INPUT:
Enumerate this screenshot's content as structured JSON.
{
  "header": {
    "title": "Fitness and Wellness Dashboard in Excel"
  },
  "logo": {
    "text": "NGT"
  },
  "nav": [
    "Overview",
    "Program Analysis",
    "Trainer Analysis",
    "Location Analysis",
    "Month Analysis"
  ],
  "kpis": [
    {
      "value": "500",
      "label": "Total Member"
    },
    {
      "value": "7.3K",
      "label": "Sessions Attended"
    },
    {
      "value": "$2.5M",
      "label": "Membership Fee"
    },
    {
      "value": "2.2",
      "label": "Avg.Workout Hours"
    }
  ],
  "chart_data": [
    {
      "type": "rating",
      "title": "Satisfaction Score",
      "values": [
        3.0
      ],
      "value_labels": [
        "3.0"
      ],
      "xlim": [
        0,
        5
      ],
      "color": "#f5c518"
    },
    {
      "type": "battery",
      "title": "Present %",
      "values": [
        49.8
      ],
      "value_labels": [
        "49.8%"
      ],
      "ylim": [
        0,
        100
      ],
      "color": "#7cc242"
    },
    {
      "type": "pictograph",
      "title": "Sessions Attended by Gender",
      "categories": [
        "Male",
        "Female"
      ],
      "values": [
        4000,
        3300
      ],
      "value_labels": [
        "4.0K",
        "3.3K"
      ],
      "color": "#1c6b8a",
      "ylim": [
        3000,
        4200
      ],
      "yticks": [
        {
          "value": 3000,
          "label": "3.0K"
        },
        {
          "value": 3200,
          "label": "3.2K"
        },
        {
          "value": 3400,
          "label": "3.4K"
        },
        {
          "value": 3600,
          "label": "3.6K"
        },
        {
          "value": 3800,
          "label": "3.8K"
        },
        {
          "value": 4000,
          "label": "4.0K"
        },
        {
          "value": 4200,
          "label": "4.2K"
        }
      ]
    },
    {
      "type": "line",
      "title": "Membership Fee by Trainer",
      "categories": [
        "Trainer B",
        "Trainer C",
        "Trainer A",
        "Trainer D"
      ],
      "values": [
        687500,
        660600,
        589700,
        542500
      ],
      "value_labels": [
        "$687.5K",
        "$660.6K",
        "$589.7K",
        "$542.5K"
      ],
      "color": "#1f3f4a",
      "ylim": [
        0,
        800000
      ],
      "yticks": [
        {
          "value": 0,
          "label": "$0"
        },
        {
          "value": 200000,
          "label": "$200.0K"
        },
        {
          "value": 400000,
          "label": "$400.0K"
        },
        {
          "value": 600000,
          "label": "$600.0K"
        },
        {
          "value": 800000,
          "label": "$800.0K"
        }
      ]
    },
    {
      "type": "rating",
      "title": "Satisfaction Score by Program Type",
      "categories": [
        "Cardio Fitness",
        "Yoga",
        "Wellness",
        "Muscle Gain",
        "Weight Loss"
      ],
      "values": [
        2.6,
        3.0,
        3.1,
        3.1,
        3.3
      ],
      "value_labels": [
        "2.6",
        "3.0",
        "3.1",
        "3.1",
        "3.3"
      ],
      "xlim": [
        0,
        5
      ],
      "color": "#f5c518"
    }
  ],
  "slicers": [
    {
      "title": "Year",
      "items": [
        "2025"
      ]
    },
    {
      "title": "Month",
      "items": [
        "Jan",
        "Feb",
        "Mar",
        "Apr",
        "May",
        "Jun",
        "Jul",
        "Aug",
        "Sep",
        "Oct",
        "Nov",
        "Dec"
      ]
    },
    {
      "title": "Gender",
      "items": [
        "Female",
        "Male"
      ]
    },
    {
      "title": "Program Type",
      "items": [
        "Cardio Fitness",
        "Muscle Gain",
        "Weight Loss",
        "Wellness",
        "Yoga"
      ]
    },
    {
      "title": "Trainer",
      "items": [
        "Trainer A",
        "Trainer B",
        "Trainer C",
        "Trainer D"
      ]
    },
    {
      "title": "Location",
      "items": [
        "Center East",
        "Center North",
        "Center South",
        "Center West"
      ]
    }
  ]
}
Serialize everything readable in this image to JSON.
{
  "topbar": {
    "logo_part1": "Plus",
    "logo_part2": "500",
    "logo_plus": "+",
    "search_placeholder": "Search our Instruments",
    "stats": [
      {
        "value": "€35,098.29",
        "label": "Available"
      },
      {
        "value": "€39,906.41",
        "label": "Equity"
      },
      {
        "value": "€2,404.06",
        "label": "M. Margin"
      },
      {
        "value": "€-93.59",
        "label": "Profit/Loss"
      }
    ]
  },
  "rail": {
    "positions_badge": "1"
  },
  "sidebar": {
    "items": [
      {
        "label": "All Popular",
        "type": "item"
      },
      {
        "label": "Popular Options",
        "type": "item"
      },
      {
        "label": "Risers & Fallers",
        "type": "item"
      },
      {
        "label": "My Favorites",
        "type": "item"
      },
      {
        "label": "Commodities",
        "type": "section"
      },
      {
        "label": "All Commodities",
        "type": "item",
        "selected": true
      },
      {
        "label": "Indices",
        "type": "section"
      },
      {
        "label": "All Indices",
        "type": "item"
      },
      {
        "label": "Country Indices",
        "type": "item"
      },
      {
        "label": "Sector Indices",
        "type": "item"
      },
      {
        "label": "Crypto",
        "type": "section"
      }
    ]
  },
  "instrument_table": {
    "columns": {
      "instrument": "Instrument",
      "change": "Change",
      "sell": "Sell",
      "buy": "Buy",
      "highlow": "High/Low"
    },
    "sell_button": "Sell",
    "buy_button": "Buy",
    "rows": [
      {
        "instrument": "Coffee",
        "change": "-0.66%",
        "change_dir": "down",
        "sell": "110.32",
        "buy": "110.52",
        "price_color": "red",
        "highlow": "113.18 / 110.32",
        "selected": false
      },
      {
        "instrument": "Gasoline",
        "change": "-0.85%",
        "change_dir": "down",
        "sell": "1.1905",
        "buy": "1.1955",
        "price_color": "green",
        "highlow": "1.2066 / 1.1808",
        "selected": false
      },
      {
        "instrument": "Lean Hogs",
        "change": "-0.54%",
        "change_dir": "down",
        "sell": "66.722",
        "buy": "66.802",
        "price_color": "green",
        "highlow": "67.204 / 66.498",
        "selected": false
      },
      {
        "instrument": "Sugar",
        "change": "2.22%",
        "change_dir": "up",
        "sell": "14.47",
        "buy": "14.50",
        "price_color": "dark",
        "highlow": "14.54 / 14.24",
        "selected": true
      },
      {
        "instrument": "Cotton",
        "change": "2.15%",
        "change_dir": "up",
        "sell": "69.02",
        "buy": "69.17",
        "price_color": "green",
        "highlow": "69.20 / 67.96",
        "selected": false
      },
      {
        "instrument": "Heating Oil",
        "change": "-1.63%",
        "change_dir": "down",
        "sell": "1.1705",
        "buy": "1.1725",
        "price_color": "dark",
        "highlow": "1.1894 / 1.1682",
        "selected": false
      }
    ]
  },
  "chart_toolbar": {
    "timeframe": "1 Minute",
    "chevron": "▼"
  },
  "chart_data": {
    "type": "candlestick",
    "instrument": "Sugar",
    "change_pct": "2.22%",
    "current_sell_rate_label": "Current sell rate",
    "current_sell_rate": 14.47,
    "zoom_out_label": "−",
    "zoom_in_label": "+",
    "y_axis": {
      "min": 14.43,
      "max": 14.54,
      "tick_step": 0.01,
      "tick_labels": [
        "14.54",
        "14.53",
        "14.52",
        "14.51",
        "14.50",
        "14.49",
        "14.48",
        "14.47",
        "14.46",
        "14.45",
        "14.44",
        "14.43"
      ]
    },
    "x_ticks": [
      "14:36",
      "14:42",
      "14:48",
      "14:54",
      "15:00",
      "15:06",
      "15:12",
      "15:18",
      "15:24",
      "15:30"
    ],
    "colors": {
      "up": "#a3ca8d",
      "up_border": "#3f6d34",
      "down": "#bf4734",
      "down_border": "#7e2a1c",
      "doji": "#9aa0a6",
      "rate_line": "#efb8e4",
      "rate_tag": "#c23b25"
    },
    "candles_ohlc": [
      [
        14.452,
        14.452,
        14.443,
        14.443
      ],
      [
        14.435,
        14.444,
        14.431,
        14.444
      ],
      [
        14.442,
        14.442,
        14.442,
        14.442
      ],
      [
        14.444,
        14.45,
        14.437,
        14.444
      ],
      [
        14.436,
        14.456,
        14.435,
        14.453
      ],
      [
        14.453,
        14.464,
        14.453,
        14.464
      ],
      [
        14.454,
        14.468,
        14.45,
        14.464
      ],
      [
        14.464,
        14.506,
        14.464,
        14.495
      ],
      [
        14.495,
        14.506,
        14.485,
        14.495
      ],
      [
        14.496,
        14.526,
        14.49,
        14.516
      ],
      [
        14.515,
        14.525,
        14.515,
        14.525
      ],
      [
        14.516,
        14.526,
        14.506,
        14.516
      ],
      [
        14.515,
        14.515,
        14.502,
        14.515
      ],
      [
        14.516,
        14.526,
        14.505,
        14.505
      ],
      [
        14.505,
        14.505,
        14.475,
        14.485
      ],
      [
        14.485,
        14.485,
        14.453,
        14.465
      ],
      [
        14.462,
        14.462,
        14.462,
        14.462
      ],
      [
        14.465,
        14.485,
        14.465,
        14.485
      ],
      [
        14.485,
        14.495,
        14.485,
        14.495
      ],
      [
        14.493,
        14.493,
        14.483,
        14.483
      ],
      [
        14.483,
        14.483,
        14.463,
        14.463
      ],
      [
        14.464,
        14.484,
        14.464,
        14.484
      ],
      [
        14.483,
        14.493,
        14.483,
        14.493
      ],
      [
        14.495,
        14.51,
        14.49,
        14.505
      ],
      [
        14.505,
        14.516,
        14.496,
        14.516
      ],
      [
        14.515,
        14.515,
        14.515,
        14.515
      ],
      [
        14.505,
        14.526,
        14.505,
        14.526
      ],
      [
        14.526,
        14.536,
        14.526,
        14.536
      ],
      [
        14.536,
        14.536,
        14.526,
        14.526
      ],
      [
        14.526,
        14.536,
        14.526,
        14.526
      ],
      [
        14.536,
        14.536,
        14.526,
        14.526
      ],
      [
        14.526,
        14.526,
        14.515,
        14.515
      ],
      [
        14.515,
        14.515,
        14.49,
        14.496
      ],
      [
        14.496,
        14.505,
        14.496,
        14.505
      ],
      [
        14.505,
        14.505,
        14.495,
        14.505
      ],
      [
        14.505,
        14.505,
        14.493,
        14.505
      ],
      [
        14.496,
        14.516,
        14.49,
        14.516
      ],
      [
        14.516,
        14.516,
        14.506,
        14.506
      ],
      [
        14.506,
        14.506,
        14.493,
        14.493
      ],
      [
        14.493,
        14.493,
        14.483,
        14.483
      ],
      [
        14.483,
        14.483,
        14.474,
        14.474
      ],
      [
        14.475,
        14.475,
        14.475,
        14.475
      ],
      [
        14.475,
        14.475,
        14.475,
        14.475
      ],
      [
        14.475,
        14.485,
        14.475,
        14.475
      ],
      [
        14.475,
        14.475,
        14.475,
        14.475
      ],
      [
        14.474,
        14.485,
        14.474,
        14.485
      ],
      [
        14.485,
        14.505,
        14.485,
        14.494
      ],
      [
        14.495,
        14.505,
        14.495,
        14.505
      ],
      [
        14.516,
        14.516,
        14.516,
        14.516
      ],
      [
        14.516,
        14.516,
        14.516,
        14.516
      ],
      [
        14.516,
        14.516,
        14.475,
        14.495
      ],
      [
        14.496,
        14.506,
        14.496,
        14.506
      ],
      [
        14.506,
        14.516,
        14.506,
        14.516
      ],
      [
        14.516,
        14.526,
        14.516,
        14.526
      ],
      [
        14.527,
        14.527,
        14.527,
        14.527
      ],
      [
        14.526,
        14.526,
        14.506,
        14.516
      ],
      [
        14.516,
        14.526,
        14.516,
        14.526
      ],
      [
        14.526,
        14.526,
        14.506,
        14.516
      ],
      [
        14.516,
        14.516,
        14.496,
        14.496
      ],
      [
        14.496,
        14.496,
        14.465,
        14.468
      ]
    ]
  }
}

TASK DIRECTIONS:
Among the lines above, determine how many hold the word "Center"; report the figure alone.

RESPONSE BELOW:
4